• **Do this**
Output the entries verbatim, including every line.

Entries taken from a collection
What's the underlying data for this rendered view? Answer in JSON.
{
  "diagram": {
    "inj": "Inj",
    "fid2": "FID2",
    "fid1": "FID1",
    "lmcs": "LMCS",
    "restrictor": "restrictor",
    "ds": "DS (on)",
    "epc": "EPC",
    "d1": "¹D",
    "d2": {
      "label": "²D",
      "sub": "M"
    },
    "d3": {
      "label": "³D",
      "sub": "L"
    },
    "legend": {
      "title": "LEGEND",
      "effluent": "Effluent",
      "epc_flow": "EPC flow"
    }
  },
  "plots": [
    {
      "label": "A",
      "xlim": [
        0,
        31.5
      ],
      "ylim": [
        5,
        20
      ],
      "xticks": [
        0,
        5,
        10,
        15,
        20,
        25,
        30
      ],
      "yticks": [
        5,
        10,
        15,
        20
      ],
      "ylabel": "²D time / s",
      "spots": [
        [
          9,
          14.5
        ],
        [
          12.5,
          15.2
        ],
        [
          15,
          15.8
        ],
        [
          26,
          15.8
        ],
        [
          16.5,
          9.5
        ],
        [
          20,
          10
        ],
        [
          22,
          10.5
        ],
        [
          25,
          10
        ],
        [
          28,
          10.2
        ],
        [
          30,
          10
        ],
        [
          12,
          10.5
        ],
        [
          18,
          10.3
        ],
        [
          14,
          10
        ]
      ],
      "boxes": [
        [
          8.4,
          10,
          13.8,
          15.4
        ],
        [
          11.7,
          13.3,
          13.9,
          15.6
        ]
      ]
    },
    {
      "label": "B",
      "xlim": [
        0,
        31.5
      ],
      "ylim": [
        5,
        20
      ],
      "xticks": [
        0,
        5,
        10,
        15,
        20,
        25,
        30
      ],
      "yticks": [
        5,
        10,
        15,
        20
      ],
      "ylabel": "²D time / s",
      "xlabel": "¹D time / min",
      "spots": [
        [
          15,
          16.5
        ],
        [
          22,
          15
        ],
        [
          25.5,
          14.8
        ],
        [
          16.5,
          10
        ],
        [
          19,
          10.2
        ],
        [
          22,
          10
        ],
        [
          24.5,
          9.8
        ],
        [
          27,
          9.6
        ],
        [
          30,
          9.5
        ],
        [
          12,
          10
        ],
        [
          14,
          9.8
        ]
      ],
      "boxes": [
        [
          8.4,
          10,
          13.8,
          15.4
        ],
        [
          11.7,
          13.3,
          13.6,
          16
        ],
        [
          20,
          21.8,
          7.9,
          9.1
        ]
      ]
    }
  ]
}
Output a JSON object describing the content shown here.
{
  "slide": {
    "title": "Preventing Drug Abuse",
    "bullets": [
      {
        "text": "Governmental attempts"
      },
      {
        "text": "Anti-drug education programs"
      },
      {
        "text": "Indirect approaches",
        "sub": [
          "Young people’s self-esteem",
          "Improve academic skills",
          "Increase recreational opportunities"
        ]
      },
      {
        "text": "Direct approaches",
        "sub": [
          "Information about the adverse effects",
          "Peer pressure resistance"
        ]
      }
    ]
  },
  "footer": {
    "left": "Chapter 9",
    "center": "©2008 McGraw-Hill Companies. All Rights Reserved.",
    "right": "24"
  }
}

• **Answer for the task**
What's the underlying data for this rendered view? Answer in JSON.
{
  "diagram": {
    "inj": "Inj",
    "fid2": "FID2",
    "fid1": "FID1",
    "lmcs": "LMCS",
    "restrictor": "restrictor",
    "ds": "DS (on)",
    "epc": "EPC",
    "d1": "¹D",
    "d2": {
      "label": "²D",
      "sub": "M"
    },
    "d3": {
      "label": "³D",
      "sub": "L"
    },
    "legend": {
      "title": "LEGEND",
      "effluent": "Effluent",
      "epc_flow": "EPC flow"
    }
  },
  "plots": [
    {
      "label": "A",
      "xlim": [
        0,
        31.5
      ],
      "ylim": [
        5,
        20
      ],
      "xticks": [
        0,
        5,
        10,
        15,
        20,
        25,
        30
      ],
      "yticks": [
        5,
        10,
        15,
        20
      ],
      "ylabel": "²D time / s",
      "spots": [
        [
          9,
          14.5
        ],
        [
          12.5,
          15.2
        ],
        [
          15,
          15.8
        ],
        [
          26,
          15.8
        ],
        [
          16.5,
          9.5
        ],
        [
          20,
          10
        ],
        [
          22,
          10.5
        ],
        [
          25,
          10
        ],
        [
          28,
          10.2
        ],
        [
          30,
          10
        ],
        [
          12,
          10.5
        ],
        [
          18,
          10.3
        ],
        [
          14,
          10
        ]
      ],
      "boxes": [
        [
          8.4,
          10,
          13.8,
          15.4
        ],
        [
          11.7,
          13.3,
          13.9,
          15.6
        ]
      ]
    },
    {
      "label": "B",
      "xlim": [
        0,
        31.5
      ],
      "ylim": [
        5,
        20
      ],
      "xticks": [
        0,
        5,
        10,
        15,
        20,
        25,
        30
      ],
      "yticks": [
        5,
        10,
        15,
        20
      ],
      "ylabel": "²D time / s",
      "xlabel": "¹D time / min",
      "spots": [
        [
          15,
          16.5
        ],
        [
          22,
          15
        ],
        [
          25.5,
          14.8
        ],
        [
          16.5,
          10
        ],
        [
          19,
          10.2
        ],
        [
          22,
          10
        ],
        [
          24.5,
          9.8
        ],
        [
          27,
          9.6
        ],
        [
          30,
          9.5
        ],
        [
          12,
          10
        ],
        [
          14,
          9.8
        ]
      ],
      "boxes": [
        [
          8.4,
          10,
          13.8,
          15.4
        ],
        [
          11.7,
          13.3,
          13.6,
          16
        ],
        [
          20,
          21.8,
          7.9,
          9.1
        ]
      ]
    }
  ]
}
Output a JSON object describing the content shown here.
{
  "slide": {
    "title": "Preventing Drug Abuse",
    "bullets": [
      {
        "text": "Governmental attempts"
      },
      {
        "text": "Anti-drug education programs"
      },
      {
        "text": "Indirect approaches",
        "sub": [
          "Young people’s self-esteem",
          "Improve academic skills",
          "Increase recreational opportunities"
        ]
      },
      {
        "text": "Direct approaches",
        "sub": [
          "Information about the adverse effects",
          "Peer pressure resistance"
        ]
      }
    ]
  },
  "footer": {
    "left": "Chapter 9",
    "center": "©2008 McGraw-Hill Companies. All Rights Reserved.",
    "right": "24"
  }
}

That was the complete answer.